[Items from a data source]

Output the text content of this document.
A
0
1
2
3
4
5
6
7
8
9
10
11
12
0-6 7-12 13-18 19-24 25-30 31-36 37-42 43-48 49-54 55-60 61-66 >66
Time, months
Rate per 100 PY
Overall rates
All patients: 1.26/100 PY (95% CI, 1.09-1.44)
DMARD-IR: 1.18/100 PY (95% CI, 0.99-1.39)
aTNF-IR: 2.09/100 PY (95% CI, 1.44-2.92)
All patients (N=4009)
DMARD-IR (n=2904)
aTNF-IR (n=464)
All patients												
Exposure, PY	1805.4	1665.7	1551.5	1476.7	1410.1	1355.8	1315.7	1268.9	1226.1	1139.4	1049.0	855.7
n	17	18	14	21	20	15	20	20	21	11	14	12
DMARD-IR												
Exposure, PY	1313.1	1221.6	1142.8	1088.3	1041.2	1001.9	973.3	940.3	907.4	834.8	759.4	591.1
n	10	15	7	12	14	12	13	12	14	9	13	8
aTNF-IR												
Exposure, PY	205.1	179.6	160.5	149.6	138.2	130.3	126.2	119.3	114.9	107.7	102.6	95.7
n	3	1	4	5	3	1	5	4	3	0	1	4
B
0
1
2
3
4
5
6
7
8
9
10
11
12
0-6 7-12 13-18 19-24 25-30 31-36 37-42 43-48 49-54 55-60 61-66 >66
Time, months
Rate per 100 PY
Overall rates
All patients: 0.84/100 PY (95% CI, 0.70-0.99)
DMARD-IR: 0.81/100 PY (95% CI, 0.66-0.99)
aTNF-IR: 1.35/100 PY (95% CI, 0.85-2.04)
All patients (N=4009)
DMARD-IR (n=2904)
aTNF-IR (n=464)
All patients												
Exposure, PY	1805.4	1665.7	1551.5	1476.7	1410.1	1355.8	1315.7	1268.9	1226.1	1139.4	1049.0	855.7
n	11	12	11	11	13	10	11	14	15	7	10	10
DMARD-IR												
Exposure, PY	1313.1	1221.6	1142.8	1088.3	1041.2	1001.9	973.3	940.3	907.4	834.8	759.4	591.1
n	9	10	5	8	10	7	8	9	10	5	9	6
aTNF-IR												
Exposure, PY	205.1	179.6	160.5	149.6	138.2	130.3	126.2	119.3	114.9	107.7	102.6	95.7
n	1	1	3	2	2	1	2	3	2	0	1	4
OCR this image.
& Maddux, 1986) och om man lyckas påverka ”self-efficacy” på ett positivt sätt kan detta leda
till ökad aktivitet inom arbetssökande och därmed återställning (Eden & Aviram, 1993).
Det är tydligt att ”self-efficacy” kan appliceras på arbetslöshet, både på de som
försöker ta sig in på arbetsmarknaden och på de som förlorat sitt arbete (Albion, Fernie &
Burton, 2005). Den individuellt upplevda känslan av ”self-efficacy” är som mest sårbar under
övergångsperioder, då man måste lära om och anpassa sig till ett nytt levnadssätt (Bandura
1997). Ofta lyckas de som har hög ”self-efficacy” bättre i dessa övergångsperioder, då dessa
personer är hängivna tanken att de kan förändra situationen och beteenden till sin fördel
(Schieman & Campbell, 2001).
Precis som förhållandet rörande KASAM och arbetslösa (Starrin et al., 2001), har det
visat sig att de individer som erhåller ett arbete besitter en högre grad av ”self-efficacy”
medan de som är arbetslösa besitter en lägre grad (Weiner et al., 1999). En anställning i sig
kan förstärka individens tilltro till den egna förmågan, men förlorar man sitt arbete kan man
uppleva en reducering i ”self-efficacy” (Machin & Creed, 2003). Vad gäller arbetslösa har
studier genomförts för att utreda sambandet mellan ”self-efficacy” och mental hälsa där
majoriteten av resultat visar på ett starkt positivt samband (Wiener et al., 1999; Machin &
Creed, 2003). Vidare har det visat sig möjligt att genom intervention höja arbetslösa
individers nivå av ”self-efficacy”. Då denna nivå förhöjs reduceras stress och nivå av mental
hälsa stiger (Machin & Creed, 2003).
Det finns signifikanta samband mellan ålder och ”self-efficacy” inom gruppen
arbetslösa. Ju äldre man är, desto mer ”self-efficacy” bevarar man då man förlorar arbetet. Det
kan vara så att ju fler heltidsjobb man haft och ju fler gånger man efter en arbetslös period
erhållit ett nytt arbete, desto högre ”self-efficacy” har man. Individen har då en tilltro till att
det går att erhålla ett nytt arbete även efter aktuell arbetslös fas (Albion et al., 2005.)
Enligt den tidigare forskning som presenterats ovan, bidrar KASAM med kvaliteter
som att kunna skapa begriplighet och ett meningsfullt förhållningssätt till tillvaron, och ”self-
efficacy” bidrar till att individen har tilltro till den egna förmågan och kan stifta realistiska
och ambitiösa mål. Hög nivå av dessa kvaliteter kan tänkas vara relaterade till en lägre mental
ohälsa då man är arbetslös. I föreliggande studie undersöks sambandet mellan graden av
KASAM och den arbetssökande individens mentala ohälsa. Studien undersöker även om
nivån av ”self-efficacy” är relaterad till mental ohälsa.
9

- PROMPT
In the records above, find each line with the string "övergångsperioder" and list it.

- ANSWER TO THE EXERCISE
övergångsperioder, då man måste lära om och anpassa sig till ett nytt levnadssätt (Bandura
1997). Ofta lyckas de som har hög ”self-efficacy” bättre i dessa övergångsperioder, då dessa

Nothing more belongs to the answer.